Raw data »

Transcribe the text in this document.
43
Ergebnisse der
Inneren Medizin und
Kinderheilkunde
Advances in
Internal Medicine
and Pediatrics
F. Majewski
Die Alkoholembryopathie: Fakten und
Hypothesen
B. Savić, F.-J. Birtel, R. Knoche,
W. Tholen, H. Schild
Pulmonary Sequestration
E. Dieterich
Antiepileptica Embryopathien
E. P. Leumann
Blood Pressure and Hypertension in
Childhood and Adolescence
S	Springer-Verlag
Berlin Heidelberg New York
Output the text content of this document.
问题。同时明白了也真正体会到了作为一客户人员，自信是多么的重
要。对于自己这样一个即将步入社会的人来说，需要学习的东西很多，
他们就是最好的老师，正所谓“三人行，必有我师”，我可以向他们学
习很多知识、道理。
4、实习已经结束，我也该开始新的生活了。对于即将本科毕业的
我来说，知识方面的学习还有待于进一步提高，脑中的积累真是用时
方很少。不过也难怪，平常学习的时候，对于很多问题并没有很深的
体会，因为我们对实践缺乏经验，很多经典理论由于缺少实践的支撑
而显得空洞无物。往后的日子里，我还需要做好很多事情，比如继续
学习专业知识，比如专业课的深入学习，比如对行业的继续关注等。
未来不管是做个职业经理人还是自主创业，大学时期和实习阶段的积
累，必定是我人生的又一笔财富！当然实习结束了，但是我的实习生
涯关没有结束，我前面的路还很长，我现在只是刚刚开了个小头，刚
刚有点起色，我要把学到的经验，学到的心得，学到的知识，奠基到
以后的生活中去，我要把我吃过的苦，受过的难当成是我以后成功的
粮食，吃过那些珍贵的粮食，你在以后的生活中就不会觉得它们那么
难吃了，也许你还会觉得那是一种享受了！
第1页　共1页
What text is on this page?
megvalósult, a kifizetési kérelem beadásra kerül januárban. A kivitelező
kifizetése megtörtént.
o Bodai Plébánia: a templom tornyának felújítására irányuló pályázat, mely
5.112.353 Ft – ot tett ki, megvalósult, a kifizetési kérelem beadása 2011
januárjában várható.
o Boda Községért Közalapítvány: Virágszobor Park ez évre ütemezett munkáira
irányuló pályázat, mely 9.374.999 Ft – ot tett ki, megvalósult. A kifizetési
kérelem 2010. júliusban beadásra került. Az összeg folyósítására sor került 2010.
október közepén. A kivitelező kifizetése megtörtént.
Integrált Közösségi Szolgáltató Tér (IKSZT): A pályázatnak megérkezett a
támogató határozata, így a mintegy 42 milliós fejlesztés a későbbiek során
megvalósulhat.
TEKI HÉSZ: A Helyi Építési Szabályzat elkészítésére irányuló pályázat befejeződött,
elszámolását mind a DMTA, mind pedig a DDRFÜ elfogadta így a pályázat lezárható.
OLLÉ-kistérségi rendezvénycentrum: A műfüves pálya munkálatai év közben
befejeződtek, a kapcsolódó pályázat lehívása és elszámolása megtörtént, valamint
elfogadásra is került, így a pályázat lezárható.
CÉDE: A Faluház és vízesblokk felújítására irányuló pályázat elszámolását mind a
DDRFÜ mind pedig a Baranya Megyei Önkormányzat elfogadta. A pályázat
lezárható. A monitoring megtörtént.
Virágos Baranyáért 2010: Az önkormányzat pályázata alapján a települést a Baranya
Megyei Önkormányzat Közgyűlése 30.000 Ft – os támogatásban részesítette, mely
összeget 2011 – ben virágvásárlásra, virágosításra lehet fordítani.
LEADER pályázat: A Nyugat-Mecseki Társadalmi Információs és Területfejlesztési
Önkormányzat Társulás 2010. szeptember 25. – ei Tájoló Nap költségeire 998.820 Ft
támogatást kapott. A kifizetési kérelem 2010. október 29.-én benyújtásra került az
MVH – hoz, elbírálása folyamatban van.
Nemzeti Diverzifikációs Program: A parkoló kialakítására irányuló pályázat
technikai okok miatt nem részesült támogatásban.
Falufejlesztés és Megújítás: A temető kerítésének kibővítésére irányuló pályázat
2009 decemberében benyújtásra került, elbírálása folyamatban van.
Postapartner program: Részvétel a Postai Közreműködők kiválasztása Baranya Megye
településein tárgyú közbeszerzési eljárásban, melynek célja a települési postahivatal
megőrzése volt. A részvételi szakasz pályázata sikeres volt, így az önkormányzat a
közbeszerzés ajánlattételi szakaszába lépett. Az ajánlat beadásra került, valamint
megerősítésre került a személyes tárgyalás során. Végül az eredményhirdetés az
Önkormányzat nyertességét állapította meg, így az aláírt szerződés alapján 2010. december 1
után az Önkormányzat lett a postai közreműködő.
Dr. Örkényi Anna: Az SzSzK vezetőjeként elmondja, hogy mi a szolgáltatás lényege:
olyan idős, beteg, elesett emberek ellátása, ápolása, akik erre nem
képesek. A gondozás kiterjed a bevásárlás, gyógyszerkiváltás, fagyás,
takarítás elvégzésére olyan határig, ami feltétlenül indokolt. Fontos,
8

Exercise goal » Which lines of the data above contain "elszámolását"? Copy each one.

Final answer »
elszámolását mind a DMTA, mind pedig a DDRFÜ elfogadta így a pályázat lezárható.
CÉDE: A Faluház és vízesblokk felújítására irányuló pályázat elszámolását mind a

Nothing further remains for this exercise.